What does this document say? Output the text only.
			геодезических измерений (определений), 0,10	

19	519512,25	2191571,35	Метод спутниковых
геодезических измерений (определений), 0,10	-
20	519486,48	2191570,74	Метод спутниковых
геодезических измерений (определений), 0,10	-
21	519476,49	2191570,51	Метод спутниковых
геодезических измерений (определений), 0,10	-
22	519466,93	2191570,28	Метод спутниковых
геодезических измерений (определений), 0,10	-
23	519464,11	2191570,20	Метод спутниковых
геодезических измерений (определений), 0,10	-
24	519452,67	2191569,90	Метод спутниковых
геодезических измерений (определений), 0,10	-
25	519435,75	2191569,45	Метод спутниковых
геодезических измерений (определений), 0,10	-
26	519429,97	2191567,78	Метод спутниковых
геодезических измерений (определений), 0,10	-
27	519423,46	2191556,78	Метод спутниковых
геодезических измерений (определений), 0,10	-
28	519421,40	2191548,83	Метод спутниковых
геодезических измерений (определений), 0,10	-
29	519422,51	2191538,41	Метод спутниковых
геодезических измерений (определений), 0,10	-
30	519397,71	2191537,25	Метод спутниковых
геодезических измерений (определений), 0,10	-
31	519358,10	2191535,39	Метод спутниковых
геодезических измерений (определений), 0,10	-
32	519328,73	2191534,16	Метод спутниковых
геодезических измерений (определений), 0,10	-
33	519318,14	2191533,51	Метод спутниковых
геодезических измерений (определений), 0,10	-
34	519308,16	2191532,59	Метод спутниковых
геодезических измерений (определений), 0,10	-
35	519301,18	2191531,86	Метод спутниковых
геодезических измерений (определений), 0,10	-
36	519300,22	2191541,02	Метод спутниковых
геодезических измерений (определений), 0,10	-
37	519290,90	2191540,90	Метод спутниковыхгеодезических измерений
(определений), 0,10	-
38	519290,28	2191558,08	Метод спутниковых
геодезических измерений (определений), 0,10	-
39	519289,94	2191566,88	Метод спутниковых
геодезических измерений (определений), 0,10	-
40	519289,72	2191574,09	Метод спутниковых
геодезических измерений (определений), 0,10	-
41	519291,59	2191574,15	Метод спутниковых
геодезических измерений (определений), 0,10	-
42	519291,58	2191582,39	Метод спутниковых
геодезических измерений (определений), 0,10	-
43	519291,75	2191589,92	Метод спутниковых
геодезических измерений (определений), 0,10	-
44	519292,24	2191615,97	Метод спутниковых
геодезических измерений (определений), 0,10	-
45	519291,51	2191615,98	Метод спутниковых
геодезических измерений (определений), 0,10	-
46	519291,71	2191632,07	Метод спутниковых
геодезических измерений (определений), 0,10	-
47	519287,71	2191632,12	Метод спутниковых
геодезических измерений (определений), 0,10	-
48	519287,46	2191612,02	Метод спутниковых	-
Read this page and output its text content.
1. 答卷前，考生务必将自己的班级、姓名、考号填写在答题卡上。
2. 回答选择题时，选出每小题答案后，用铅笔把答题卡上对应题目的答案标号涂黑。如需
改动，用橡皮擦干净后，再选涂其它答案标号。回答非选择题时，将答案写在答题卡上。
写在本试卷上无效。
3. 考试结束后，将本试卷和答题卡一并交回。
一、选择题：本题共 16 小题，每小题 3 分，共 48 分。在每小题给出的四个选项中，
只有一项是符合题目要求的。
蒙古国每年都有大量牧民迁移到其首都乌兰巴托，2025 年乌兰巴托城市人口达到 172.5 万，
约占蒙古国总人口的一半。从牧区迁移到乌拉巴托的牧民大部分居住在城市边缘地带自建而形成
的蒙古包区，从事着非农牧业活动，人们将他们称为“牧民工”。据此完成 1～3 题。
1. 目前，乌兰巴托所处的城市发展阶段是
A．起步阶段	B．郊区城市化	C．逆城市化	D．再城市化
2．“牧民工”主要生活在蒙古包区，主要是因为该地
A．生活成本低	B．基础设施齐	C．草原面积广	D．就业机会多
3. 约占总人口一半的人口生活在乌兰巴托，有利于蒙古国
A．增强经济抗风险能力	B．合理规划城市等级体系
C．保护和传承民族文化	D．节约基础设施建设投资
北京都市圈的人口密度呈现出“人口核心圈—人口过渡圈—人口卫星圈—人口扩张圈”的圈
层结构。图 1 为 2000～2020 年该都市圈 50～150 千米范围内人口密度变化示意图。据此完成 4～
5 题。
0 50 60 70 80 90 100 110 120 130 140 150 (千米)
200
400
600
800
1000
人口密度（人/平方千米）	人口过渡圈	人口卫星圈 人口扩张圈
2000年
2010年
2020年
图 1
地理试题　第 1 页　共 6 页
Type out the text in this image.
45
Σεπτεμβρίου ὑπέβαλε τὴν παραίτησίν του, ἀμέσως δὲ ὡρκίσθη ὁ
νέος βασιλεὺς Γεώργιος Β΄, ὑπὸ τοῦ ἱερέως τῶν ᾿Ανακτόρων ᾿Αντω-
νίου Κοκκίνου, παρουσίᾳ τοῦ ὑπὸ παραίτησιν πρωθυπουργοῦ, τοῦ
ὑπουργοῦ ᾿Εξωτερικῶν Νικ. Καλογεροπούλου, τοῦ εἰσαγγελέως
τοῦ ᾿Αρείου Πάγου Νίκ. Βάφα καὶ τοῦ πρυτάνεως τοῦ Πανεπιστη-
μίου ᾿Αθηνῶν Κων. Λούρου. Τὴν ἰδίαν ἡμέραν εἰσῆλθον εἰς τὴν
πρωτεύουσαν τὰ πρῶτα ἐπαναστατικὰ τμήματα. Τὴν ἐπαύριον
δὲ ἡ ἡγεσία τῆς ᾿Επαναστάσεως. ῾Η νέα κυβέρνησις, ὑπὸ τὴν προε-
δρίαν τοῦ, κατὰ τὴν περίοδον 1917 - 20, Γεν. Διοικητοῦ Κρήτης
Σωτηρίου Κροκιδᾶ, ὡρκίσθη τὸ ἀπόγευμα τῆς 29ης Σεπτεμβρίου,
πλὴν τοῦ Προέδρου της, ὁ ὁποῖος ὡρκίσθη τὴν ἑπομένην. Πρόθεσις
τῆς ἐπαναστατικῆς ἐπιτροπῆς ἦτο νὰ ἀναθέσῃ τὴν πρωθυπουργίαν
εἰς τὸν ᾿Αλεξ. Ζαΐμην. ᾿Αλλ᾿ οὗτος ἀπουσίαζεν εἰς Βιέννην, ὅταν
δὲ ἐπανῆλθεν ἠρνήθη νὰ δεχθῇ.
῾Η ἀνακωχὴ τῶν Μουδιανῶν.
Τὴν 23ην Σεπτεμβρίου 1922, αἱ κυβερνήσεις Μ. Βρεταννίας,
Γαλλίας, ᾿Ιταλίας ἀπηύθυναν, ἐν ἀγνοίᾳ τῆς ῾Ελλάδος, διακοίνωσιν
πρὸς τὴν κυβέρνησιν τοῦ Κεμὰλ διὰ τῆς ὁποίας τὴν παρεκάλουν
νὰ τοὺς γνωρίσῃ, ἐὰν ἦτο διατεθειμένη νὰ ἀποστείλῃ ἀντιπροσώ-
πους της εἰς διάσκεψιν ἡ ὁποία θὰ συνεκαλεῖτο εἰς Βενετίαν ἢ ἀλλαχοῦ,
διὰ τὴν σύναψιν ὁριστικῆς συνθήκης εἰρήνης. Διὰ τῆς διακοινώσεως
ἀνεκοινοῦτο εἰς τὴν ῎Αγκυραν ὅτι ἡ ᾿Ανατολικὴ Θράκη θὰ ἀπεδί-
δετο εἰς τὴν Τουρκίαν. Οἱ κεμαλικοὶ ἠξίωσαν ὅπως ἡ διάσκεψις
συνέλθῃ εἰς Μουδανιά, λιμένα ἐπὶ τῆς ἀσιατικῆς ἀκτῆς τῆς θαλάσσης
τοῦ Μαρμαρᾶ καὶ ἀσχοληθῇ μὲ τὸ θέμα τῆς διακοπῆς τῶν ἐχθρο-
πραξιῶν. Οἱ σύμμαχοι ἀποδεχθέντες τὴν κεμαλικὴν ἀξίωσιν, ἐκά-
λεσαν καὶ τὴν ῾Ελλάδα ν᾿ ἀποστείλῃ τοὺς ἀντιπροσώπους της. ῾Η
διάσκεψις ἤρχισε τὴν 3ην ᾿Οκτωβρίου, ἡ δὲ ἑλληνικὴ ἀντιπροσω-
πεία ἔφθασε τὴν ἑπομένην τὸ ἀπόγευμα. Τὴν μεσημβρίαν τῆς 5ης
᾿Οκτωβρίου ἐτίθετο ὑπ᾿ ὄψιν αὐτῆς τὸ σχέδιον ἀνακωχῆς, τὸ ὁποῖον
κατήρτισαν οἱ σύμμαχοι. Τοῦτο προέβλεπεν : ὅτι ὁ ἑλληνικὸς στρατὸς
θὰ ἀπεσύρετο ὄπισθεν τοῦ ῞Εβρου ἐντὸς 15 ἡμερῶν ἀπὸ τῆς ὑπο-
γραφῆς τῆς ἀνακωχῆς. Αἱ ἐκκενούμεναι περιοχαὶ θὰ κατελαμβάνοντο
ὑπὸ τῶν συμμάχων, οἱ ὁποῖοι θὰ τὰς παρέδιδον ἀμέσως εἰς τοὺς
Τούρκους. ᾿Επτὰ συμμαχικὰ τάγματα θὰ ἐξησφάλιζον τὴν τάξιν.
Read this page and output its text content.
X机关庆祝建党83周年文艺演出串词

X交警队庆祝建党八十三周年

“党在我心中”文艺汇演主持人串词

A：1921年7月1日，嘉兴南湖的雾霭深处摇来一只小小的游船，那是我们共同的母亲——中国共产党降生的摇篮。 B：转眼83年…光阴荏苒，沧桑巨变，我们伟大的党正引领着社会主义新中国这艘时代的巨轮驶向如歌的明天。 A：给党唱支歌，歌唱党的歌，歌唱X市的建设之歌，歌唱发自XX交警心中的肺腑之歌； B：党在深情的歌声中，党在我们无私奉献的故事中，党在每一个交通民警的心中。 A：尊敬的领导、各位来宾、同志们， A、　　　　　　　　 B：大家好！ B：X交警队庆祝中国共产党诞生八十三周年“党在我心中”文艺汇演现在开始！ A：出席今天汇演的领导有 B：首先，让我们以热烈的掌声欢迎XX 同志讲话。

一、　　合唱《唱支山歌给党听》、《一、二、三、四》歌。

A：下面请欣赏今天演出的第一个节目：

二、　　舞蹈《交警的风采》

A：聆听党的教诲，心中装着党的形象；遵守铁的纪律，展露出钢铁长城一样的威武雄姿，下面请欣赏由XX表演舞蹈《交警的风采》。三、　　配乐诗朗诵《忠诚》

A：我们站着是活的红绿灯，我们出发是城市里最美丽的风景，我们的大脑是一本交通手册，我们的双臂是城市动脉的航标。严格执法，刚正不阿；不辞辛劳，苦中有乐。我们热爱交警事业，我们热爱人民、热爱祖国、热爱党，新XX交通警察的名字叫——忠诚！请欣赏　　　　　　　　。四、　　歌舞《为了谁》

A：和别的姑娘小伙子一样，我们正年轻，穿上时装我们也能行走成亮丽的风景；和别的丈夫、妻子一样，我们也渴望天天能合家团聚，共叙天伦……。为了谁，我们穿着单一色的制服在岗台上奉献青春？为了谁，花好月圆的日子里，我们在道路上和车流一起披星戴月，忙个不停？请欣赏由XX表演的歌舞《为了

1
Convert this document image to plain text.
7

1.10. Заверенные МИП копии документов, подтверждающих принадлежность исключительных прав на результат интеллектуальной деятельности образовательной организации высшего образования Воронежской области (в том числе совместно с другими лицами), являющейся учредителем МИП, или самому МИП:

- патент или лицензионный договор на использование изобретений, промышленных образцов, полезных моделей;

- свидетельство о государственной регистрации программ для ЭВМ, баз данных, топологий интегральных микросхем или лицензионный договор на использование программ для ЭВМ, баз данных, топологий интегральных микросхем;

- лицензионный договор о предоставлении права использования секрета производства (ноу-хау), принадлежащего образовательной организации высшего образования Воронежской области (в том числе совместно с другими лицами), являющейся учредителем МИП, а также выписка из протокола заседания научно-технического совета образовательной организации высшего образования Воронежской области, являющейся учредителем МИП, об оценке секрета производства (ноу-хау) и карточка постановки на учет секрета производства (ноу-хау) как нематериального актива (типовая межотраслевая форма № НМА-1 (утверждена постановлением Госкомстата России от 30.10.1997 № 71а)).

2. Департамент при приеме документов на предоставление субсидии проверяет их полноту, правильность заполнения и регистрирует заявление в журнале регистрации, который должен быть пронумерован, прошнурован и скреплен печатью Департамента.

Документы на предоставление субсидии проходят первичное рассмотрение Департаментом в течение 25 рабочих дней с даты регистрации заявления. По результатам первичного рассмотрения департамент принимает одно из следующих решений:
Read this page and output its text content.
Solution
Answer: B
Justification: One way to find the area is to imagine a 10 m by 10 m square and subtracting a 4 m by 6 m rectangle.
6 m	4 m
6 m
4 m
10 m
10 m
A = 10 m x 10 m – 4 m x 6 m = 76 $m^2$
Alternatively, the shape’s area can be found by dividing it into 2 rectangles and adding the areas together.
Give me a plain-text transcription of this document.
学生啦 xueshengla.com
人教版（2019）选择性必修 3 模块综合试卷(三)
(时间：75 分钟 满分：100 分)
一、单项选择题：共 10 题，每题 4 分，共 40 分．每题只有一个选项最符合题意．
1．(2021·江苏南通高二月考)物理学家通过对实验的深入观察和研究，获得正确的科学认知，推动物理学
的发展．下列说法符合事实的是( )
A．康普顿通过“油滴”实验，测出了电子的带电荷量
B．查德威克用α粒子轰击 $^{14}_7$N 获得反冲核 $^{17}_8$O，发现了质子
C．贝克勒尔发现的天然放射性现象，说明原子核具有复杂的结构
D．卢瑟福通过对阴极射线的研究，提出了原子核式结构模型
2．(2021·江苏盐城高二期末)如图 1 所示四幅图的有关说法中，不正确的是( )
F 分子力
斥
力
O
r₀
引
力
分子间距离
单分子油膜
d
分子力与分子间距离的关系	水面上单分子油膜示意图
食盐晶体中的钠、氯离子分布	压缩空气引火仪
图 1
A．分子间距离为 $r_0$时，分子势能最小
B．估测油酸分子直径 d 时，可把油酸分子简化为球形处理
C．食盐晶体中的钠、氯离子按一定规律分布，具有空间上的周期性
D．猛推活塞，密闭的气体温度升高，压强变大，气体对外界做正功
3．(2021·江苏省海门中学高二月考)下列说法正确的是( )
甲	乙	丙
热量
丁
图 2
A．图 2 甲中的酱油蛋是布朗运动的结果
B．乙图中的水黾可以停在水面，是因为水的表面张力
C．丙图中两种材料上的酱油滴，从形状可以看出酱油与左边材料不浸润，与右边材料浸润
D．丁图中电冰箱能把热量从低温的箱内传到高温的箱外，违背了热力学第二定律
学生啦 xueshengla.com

···

## SET PROBLEM:
Using the entries above, find all lines with "人口卫星圈". Copy them.

## EXERCISE OUTPUT:
北京都市圈的人口密度呈现出“人口核心圈—人口过渡圈—人口卫星圈—人口扩张圈”的圈
人口密度（人/平方千米）	人口过渡圈	人口卫星圈 人口扩张圈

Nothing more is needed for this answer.